(Layout annotation data)
========================================

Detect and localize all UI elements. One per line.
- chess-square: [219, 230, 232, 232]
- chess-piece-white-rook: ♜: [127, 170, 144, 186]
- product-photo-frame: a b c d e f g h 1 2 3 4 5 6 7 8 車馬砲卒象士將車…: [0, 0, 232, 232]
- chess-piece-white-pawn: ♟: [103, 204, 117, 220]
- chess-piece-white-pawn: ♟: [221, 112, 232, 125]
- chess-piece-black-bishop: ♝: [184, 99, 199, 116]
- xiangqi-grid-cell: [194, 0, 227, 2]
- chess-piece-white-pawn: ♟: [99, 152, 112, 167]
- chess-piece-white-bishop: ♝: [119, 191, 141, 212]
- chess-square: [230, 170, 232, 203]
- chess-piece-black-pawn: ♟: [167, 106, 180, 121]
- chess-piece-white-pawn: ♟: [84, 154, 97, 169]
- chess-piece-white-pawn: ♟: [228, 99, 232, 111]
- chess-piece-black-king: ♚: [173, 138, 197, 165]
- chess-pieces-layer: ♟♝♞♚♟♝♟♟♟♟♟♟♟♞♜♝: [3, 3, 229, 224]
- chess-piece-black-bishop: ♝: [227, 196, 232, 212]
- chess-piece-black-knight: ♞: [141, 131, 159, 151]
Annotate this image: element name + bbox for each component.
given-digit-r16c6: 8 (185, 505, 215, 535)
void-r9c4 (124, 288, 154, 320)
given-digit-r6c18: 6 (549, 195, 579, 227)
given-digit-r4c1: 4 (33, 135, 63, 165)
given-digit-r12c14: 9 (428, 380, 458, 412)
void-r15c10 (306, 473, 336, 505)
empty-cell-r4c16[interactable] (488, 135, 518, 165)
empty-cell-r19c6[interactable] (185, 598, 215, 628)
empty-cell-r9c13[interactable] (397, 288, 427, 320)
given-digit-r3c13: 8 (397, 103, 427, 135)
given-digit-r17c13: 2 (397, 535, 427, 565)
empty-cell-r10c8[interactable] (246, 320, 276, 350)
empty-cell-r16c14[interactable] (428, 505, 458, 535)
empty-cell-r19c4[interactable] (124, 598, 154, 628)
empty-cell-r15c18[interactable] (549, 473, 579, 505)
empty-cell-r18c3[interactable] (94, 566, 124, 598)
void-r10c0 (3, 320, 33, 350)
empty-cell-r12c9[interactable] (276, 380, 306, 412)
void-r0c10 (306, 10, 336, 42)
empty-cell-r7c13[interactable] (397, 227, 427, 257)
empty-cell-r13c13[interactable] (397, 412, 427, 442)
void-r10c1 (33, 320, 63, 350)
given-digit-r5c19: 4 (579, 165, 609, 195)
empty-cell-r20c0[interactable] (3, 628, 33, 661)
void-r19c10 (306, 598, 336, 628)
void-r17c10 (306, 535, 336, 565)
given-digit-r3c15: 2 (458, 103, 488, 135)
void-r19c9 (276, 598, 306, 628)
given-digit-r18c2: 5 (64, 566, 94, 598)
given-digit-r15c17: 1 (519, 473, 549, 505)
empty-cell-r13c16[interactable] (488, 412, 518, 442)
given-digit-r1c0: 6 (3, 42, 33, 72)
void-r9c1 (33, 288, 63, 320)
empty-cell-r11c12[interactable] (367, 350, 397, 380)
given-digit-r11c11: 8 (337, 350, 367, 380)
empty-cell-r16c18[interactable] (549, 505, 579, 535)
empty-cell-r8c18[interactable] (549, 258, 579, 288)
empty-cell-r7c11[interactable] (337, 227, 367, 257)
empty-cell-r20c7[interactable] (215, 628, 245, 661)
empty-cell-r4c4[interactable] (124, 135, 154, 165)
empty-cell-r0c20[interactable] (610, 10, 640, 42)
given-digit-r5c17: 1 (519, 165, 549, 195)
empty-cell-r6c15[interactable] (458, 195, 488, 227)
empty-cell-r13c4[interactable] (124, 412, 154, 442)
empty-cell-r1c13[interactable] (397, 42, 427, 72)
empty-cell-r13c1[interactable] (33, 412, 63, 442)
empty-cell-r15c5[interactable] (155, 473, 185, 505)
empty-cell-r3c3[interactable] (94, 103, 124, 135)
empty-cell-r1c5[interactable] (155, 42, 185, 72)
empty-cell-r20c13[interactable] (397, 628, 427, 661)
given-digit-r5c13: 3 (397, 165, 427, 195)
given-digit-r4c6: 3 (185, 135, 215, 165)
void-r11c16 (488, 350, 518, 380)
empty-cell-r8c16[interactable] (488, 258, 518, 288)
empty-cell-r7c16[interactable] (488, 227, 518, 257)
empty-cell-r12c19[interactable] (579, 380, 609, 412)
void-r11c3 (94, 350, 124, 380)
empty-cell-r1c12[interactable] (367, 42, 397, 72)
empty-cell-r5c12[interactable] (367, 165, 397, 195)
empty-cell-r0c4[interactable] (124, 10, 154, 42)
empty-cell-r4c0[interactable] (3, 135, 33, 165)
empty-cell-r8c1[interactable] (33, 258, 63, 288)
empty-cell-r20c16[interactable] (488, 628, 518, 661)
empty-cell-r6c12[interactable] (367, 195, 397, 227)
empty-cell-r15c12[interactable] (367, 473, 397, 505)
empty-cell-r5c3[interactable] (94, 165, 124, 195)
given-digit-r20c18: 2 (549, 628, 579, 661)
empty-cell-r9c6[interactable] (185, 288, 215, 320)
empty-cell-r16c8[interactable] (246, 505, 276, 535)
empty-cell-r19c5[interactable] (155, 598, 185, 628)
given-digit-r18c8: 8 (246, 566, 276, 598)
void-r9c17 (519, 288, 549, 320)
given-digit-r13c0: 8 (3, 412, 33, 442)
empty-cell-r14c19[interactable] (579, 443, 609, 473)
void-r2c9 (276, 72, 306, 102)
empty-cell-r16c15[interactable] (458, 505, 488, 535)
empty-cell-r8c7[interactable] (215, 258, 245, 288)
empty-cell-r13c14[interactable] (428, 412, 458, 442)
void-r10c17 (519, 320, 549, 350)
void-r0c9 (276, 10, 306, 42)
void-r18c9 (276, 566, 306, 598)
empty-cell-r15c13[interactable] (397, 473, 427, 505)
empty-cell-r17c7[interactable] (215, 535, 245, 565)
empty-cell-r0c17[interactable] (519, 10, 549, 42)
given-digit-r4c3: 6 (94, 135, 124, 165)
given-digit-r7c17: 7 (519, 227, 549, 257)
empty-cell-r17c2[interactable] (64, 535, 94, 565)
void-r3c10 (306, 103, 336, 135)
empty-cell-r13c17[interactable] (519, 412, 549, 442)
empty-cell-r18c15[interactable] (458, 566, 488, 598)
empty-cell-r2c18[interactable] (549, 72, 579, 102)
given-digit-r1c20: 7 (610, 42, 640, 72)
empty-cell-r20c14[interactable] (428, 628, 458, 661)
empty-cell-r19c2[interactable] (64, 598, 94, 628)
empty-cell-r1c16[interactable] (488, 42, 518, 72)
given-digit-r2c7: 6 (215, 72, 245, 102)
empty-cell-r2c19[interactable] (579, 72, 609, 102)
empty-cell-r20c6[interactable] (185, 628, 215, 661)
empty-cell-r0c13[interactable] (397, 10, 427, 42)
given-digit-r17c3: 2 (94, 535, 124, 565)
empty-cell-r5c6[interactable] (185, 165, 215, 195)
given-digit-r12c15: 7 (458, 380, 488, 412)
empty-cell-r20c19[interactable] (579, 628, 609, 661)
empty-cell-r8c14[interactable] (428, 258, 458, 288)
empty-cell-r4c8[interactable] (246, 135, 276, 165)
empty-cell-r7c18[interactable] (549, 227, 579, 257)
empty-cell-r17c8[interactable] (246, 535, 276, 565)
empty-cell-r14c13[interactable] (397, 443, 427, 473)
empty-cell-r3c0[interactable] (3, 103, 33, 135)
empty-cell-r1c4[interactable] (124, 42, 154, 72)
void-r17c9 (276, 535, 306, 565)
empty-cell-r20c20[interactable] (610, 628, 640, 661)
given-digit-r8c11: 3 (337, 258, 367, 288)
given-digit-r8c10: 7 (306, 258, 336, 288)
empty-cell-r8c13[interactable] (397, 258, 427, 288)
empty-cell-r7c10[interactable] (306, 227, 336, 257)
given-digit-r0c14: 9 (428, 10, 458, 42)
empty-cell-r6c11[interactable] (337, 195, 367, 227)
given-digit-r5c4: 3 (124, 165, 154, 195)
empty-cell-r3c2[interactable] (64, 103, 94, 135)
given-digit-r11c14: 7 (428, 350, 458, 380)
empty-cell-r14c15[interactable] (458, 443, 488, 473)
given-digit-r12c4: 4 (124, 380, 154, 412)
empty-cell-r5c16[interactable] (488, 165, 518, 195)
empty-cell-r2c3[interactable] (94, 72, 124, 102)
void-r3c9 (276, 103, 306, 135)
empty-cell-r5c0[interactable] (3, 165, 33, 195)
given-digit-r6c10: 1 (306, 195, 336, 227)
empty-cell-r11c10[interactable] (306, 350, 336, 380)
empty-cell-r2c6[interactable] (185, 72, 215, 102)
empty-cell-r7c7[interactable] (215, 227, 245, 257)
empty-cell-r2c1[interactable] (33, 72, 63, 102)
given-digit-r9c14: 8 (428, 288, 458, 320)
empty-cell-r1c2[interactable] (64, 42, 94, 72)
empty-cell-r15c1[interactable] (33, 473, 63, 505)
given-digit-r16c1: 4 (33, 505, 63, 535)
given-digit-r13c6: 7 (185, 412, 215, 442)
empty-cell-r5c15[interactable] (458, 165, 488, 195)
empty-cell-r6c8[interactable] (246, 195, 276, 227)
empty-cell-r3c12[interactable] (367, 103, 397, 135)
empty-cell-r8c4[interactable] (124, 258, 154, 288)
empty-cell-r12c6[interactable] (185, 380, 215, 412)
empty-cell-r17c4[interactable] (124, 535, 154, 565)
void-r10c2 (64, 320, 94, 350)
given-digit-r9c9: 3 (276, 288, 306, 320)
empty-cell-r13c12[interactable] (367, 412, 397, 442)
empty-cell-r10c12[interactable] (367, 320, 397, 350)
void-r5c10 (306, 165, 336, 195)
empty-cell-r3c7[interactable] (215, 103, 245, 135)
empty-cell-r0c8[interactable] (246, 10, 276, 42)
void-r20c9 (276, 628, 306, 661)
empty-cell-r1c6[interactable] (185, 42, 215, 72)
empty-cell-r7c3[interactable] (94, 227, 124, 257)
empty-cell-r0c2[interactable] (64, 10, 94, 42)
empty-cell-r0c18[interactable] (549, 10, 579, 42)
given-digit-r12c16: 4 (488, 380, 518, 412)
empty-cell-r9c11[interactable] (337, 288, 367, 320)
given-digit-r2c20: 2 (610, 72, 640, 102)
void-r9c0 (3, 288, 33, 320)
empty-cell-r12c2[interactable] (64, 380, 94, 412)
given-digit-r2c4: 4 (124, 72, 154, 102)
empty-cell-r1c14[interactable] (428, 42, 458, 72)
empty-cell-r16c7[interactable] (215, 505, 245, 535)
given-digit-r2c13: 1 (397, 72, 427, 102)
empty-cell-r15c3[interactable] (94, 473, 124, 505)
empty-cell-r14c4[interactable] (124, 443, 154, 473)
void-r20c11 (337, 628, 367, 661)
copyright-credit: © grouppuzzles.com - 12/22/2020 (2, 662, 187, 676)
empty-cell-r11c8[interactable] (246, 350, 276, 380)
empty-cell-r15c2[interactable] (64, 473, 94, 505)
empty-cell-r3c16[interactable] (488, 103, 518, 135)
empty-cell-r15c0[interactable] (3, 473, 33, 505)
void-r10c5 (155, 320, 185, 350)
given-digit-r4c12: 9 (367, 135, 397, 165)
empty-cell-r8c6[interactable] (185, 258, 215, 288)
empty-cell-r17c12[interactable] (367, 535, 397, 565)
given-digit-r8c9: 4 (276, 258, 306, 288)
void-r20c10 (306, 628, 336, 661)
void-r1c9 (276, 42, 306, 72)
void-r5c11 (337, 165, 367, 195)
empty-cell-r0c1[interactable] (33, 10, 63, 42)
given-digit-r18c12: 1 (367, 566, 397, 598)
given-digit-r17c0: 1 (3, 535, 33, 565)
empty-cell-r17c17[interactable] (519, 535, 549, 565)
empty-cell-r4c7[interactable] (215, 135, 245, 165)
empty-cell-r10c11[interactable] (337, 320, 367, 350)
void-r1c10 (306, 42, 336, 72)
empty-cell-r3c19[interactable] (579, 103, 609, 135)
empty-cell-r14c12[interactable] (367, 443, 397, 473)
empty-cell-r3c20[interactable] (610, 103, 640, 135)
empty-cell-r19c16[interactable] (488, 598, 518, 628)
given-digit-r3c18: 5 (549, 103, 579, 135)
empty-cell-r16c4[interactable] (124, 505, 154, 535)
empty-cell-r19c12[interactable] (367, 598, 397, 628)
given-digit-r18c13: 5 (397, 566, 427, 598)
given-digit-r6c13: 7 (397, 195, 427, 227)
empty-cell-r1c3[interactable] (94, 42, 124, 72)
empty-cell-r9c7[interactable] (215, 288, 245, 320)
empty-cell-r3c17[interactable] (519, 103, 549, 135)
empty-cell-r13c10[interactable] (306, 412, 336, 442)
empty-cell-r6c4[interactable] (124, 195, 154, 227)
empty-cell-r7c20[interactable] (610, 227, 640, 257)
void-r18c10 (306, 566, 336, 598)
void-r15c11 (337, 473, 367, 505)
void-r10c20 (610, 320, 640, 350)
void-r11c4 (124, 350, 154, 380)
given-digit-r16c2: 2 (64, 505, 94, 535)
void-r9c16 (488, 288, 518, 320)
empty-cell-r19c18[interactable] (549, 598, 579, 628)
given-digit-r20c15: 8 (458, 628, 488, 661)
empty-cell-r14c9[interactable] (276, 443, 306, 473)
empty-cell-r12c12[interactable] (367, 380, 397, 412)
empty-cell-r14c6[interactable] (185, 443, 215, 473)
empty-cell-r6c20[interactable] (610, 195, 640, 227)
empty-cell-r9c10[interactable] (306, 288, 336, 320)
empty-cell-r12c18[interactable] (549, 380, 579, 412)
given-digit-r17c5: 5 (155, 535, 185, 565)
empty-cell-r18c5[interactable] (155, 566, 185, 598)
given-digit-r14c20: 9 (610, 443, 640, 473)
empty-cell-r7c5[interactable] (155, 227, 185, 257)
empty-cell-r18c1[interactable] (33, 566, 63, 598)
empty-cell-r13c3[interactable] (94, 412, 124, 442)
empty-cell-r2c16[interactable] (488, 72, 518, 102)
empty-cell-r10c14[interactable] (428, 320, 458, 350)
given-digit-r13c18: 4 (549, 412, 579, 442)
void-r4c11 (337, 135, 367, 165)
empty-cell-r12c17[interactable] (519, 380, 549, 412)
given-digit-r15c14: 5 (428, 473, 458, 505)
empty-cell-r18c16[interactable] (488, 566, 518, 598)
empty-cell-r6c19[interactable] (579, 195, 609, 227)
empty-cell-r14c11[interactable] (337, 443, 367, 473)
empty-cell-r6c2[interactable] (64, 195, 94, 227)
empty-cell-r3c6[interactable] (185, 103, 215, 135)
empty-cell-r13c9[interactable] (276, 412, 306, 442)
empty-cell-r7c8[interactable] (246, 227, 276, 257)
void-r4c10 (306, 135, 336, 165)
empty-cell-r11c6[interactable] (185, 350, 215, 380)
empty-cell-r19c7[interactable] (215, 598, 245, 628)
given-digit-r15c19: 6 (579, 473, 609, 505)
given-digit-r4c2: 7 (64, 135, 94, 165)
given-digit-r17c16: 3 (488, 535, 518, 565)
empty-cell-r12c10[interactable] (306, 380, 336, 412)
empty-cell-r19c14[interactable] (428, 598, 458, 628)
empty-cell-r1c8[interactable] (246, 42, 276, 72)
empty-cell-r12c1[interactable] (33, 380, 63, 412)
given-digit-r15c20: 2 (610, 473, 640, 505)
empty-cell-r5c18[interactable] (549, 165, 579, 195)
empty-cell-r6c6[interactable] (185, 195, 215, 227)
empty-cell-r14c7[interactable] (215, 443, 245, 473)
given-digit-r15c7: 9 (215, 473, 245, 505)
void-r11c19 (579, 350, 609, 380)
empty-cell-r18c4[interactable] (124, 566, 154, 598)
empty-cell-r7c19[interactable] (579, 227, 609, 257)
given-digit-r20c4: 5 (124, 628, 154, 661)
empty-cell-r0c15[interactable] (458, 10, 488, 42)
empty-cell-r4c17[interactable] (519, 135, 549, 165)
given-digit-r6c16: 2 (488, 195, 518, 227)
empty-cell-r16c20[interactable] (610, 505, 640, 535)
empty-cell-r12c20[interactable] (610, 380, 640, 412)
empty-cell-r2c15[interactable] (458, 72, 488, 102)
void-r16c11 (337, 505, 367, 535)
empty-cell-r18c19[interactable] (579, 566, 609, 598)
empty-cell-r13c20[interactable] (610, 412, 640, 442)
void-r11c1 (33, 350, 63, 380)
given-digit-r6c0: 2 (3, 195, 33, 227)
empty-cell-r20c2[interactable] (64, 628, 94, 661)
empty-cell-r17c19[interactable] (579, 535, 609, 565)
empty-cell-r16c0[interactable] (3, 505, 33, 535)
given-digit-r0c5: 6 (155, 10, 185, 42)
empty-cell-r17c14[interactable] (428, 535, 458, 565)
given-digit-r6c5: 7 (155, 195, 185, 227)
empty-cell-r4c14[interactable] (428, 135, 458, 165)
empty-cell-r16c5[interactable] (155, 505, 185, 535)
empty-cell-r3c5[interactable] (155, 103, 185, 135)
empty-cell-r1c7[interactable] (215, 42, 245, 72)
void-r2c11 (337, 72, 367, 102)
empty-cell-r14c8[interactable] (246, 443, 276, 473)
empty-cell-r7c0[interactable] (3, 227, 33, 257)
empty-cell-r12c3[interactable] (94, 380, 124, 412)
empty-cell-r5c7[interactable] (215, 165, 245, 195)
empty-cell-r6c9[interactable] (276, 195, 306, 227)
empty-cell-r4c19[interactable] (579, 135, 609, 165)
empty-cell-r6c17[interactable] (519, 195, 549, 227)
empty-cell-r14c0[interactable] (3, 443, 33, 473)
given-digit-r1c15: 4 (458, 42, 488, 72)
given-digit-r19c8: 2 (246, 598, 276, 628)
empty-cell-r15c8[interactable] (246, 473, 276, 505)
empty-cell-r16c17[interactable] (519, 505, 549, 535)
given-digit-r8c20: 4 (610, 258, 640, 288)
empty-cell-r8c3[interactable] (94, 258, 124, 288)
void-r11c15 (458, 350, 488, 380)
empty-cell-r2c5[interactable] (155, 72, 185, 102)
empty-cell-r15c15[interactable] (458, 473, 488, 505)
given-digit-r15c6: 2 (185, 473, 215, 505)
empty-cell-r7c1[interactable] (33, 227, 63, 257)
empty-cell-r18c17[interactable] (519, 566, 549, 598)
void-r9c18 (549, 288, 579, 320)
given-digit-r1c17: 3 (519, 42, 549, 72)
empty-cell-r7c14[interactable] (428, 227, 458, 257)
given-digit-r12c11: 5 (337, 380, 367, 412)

========================================

TASK DETAILS: Copy out the entries from the first line down to and including the line that contains "empty-cell-r10c8[interactable] (246, 320, 276, 350)".

COMPLETE RESPONSE:
Detect and localize all UI elements. One per line.
- chess-square: [219, 230, 232, 232]
- chess-piece-white-rook: ♜: [127, 170, 144, 186]
- product-photo-frame: a b c d e f g h 1 2 3 4 5 6 7 8 車馬砲卒象士將車…: [0, 0, 232, 232]
- chess-piece-white-pawn: ♟: [103, 204, 117, 220]
- chess-piece-white-pawn: ♟: [221, 112, 232, 125]
- chess-piece-black-bishop: ♝: [184, 99, 199, 116]
- xiangqi-grid-cell: [194, 0, 227, 2]
- chess-piece-white-pawn: ♟: [99, 152, 112, 167]
- chess-piece-white-bishop: ♝: [119, 191, 141, 212]
- chess-square: [230, 170, 232, 203]
- chess-piece-black-pawn: ♟: [167, 106, 180, 121]
- chess-piece-white-pawn: ♟: [84, 154, 97, 169]
- chess-piece-white-pawn: ♟: [228, 99, 232, 111]
- chess-piece-black-king: ♚: [173, 138, 197, 165]
- chess-pieces-layer: ♟♝♞♚♟♝♟♟♟♟♟♟♟♞♜♝: [3, 3, 229, 224]
- chess-piece-black-bishop: ♝: [227, 196, 232, 212]
- chess-piece-black-knight: ♞: [141, 131, 159, 151]
Annotate this image: element name + bbox for each component.
given-digit-r16c6: 8 (185, 505, 215, 535)
void-r9c4 (124, 288, 154, 320)
given-digit-r6c18: 6 (549, 195, 579, 227)
given-digit-r4c1: 4 (33, 135, 63, 165)
given-digit-r12c14: 9 (428, 380, 458, 412)
void-r15c10 (306, 473, 336, 505)
empty-cell-r4c16[interactable] (488, 135, 518, 165)
empty-cell-r19c6[interactable] (185, 598, 215, 628)
empty-cell-r9c13[interactable] (397, 288, 427, 320)
given-digit-r3c13: 8 (397, 103, 427, 135)
given-digit-r17c13: 2 (397, 535, 427, 565)
empty-cell-r10c8[interactable] (246, 320, 276, 350)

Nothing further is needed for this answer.